Set exercise
Extract every line below that contains the word "image".

—————

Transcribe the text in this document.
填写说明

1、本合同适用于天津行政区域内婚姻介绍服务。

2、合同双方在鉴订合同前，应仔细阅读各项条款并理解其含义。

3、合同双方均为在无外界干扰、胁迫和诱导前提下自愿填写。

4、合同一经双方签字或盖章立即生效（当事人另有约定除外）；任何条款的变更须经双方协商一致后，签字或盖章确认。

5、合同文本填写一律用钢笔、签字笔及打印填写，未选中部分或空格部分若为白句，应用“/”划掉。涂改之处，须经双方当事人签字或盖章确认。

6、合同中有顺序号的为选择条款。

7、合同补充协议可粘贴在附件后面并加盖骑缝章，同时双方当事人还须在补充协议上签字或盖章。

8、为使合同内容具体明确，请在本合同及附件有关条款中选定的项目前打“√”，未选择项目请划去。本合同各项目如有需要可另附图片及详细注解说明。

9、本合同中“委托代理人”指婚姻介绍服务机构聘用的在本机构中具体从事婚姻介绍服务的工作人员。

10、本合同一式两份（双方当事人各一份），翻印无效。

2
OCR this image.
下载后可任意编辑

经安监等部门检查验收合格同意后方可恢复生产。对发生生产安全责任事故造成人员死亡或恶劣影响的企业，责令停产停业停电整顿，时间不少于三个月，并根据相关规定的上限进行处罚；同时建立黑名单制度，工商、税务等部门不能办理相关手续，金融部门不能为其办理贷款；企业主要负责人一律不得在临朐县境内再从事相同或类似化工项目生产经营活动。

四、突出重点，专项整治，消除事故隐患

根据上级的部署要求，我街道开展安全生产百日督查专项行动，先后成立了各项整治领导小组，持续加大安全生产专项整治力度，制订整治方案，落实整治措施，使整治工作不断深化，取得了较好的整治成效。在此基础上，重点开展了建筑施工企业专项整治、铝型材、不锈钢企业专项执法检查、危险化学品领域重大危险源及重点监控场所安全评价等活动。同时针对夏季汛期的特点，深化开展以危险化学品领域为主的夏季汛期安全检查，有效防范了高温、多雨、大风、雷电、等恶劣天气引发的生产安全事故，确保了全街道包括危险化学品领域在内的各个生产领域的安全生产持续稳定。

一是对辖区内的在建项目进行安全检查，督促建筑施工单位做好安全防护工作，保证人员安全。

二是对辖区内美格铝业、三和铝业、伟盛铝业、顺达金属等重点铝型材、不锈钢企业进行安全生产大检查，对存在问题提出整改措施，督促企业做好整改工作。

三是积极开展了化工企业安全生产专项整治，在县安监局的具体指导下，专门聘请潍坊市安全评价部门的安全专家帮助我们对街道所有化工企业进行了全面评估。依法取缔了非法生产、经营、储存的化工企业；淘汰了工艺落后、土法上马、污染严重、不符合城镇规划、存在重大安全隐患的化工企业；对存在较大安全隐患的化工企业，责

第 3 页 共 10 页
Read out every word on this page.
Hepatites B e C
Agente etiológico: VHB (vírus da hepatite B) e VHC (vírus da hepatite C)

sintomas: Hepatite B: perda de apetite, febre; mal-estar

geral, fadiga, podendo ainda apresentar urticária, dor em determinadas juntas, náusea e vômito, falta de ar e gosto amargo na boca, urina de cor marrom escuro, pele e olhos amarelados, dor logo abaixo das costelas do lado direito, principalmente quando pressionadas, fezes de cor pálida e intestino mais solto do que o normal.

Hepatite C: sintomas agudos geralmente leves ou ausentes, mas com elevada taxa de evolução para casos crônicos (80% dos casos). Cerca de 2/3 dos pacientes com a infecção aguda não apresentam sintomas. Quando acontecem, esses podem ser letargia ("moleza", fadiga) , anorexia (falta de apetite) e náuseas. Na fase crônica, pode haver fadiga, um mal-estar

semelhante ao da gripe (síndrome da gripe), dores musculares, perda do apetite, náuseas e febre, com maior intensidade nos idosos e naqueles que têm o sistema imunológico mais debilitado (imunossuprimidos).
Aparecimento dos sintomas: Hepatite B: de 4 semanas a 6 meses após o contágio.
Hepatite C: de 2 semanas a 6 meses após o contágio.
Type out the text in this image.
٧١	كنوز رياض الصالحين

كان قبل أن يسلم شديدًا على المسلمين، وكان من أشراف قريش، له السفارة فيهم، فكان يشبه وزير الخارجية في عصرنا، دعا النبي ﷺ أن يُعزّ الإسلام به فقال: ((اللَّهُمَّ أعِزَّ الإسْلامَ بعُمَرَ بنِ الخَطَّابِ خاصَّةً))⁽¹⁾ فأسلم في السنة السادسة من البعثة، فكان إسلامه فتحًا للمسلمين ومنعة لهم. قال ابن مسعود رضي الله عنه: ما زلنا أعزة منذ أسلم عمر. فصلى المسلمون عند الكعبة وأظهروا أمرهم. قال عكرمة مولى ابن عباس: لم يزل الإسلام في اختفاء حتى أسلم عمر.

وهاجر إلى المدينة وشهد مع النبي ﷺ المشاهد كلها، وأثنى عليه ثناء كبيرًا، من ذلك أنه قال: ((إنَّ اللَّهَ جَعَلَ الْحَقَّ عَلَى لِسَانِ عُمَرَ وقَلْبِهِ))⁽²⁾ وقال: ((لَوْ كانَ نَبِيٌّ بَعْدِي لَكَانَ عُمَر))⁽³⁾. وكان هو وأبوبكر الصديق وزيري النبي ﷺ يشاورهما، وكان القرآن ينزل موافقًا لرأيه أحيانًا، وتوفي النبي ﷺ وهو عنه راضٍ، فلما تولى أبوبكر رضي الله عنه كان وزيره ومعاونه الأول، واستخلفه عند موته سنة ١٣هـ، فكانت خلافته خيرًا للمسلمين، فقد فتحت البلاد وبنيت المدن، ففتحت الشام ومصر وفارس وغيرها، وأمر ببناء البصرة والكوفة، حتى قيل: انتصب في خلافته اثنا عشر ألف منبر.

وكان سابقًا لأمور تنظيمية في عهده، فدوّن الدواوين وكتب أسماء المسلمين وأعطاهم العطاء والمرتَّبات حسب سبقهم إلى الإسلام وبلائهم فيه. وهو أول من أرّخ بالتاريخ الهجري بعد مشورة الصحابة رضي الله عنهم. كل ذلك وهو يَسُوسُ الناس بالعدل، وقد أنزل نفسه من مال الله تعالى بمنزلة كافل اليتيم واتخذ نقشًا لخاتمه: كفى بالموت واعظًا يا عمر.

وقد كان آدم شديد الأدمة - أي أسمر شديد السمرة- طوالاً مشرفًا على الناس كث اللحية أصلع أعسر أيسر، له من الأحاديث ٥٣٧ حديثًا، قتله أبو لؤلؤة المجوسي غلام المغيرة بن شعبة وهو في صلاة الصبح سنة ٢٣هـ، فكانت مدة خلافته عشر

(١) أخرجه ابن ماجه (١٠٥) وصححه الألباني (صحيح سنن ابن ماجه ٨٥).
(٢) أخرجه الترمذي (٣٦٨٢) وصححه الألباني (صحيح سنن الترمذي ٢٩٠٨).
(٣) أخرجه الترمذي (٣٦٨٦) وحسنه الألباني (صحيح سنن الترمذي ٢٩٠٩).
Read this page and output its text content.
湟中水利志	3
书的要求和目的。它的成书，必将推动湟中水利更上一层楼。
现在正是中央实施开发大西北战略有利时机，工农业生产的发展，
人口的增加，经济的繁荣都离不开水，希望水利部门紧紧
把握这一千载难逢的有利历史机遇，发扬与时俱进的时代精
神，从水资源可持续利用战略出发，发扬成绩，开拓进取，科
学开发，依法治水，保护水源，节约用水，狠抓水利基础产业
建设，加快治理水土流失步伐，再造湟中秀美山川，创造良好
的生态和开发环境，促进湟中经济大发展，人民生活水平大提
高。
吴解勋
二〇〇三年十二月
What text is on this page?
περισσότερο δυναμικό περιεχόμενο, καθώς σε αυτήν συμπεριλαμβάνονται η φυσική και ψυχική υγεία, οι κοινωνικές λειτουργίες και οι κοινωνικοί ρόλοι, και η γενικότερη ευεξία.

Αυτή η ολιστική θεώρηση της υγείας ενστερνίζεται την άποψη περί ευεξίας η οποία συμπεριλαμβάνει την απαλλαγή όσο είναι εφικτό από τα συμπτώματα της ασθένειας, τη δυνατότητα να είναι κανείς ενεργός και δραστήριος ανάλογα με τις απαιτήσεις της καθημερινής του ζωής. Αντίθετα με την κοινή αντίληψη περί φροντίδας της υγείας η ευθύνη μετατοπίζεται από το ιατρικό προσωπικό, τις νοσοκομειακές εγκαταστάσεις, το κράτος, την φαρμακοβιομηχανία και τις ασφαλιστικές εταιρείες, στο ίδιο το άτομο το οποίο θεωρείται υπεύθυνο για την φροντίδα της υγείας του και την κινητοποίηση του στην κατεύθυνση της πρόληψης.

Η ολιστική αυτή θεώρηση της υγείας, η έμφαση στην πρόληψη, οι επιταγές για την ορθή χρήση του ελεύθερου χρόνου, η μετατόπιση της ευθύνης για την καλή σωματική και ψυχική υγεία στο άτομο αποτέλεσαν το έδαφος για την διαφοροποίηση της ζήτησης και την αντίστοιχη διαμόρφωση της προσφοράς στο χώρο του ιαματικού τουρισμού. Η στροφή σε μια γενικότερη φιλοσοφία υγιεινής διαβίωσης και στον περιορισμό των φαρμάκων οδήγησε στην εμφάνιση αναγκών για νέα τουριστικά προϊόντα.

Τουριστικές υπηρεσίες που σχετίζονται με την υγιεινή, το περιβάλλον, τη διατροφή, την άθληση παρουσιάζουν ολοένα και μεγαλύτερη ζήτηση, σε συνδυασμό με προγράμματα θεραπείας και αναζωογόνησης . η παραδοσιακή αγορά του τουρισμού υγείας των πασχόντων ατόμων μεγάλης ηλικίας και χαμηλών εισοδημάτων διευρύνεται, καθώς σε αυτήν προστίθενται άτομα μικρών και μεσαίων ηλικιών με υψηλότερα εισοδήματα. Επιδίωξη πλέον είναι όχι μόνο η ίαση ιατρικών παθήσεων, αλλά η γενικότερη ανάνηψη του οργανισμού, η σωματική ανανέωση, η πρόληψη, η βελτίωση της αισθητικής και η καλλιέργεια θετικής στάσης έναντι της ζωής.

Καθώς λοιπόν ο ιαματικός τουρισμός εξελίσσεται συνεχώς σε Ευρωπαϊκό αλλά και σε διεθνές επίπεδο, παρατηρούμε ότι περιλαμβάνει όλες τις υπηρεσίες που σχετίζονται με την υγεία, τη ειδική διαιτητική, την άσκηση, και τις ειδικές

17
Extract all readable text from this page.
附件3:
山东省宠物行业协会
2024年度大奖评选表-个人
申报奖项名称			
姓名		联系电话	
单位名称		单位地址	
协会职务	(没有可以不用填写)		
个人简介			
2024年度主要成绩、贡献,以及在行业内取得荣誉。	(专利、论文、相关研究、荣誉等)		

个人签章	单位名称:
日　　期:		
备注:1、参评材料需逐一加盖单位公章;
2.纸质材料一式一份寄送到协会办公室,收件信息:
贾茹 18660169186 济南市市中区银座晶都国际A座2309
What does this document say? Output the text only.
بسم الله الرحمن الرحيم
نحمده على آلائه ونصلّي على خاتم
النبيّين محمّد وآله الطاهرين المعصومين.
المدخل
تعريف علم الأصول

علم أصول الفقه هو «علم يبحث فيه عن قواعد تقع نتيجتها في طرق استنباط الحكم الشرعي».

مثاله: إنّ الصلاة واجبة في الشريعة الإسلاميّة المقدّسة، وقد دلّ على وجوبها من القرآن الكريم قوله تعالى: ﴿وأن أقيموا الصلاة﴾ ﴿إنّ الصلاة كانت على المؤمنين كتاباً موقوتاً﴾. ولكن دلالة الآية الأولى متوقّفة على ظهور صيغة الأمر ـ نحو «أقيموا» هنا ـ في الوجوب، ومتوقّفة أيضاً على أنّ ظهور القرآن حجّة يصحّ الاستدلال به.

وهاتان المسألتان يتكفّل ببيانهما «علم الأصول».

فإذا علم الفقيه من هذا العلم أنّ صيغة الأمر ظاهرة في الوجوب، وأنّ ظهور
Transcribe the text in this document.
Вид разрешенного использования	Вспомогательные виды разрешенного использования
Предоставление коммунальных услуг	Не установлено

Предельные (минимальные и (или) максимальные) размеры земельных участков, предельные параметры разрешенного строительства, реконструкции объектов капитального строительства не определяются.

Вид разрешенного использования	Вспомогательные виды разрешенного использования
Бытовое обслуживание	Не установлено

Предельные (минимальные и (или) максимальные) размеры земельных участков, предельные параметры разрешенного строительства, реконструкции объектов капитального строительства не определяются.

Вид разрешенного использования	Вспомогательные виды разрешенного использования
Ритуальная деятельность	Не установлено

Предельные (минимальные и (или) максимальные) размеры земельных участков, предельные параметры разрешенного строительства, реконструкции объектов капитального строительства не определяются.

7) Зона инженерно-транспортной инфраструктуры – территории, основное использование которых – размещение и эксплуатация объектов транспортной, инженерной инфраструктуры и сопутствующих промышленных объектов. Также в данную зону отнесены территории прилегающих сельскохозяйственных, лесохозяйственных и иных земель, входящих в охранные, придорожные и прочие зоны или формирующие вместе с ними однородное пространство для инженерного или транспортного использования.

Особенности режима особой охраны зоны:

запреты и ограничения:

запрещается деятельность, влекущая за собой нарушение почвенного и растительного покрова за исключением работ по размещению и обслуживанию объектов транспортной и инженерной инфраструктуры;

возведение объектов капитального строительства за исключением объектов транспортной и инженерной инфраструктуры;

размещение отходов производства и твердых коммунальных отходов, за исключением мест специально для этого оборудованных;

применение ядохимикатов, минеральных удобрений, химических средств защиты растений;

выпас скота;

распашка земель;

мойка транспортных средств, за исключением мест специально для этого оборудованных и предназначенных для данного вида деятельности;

—————

Task solution
OCR this image.
Type out the text in this image.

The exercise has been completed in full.